= Exercise requirements =
Quote the listing below in full and exactly as written, but omit every picture.

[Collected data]
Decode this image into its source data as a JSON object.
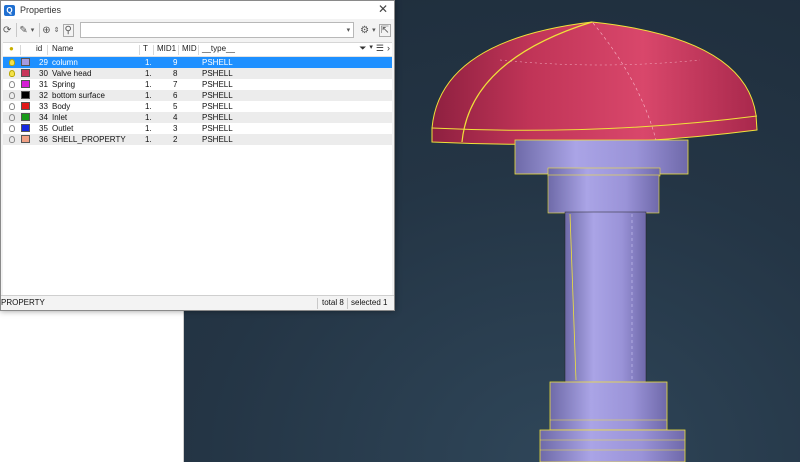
{
  "window": {
    "title": "Properties",
    "close_glyph": "✕",
    "app_icon_glyph": "Q"
  },
  "toolbar": {
    "icons": [
      "refresh-icon",
      "probe-icon",
      "chevron-down-icon",
      "zoom-icon",
      "stepper-icon",
      "search-icon",
      "settings-icon",
      "cursor-icon"
    ],
    "search_value": "",
    "search_placeholder": ""
  },
  "table": {
    "headers": {
      "visible": "",
      "color": "",
      "id": "id",
      "name": "Name",
      "t": "T",
      "mid1": "MID1",
      "mid": "MID",
      "type": "__type__"
    },
    "rows": [
      {
        "id": "29",
        "name": "column",
        "t": "1.",
        "mid1": "9",
        "mid": "",
        "type": "PSHELL",
        "color": "#a59be0",
        "visible": true,
        "selected": true
      },
      {
        "id": "30",
        "name": "Valve head",
        "t": "1.",
        "mid1": "8",
        "mid": "",
        "type": "PSHELL",
        "color": "#c8365a",
        "visible": true,
        "selected": false
      },
      {
        "id": "31",
        "name": "Spring",
        "t": "1.",
        "mid1": "7",
        "mid": "",
        "type": "PSHELL",
        "color": "#d61fd6",
        "visible": false,
        "selected": false
      },
      {
        "id": "32",
        "name": "bottom surface",
        "t": "1.",
        "mid1": "6",
        "mid": "",
        "type": "PSHELL",
        "color": "#000000",
        "visible": false,
        "selected": false
      },
      {
        "id": "33",
        "name": "Body",
        "t": "1.",
        "mid1": "5",
        "mid": "",
        "type": "PSHELL",
        "color": "#e01818",
        "visible": false,
        "selected": false
      },
      {
        "id": "34",
        "name": "Inlet",
        "t": "1.",
        "mid1": "4",
        "mid": "",
        "type": "PSHELL",
        "color": "#1a9a1a",
        "visible": false,
        "selected": false
      },
      {
        "id": "35",
        "name": "Outlet",
        "t": "1.",
        "mid1": "3",
        "mid": "",
        "type": "PSHELL",
        "color": "#1428e0",
        "visible": false,
        "selected": false
      },
      {
        "id": "36",
        "name": "SHELL_PROPERTY",
        "t": "1.",
        "mid1": "2",
        "mid": "",
        "type": "PSHELL",
        "color": "#f0a084",
        "visible": false,
        "selected": false
      }
    ]
  },
  "status": {
    "left": "PROPERTY",
    "total": "total 8",
    "selected": "selected 1"
  },
  "model": {
    "head_color": "#c8365a",
    "column_color": "#a59be0",
    "edge_color": "#f0e23a"
  }
}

= Reply to the exercise =
Decode this image into its source data as a JSON object.
{
  "window": {
    "title": "Properties",
    "close_glyph": "✕",
    "app_icon_glyph": "Q"
  },
  "toolbar": {
    "icons": [
      "refresh-icon",
      "probe-icon",
      "chevron-down-icon",
      "zoom-icon",
      "stepper-icon",
      "search-icon",
      "settings-icon",
      "cursor-icon"
    ],
    "search_value": "",
    "search_placeholder": ""
  },
  "table": {
    "headers": {
      "visible": "",
      "color": "",
      "id": "id",
      "name": "Name",
      "t": "T",
      "mid1": "MID1",
      "mid": "MID",
      "type": "__type__"
    },
    "rows": [
      {
        "id": "29",
        "name": "column",
        "t": "1.",
        "mid1": "9",
        "mid": "",
        "type": "PSHELL",
        "color": "#a59be0",
        "visible": true,
        "selected": true
      },
      {
        "id": "30",
        "name": "Valve head",
        "t": "1.",
        "mid1": "8",
        "mid": "",
        "type": "PSHELL",
        "color": "#c8365a",
        "visible": true,
        "selected": false
      },
      {
        "id": "31",
        "name": "Spring",
        "t": "1.",
        "mid1": "7",
        "mid": "",
        "type": "PSHELL",
        "color": "#d61fd6",
        "visible": false,
        "selected": false
      },
      {
        "id": "32",
        "name": "bottom surface",
        "t": "1.",
        "mid1": "6",
        "mid": "",
        "type": "PSHELL",
        "color": "#000000",
        "visible": false,
        "selected": false
      },
      {
        "id": "33",
        "name": "Body",
        "t": "1.",
        "mid1": "5",
        "mid": "",
        "type": "PSHELL",
        "color": "#e01818",
        "visible": false,
        "selected": false
      },
      {
        "id": "34",
        "name": "Inlet",
        "t": "1.",
        "mid1": "4",
        "mid": "",
        "type": "PSHELL",
        "color": "#1a9a1a",
        "visible": false,
        "selected": false
      },
      {
        "id": "35",
        "name": "Outlet",
        "t": "1.",
        "mid1": "3",
        "mid": "",
        "type": "PSHELL",
        "color": "#1428e0",
        "visible": false,
        "selected": false
      },
      {
        "id": "36",
        "name": "SHELL_PROPERTY",
        "t": "1.",
        "mid1": "2",
        "mid": "",
        "type": "PSHELL",
        "color": "#f0a084",
        "visible": false,
        "selected": false
      }
    ]
  },
  "status": {
    "left": "PROPERTY",
    "total": "total 8",
    "selected": "selected 1"
  },
  "model": {
    "head_color": "#c8365a",
    "column_color": "#a59be0",
    "edge_color": "#f0e23a"
  }
}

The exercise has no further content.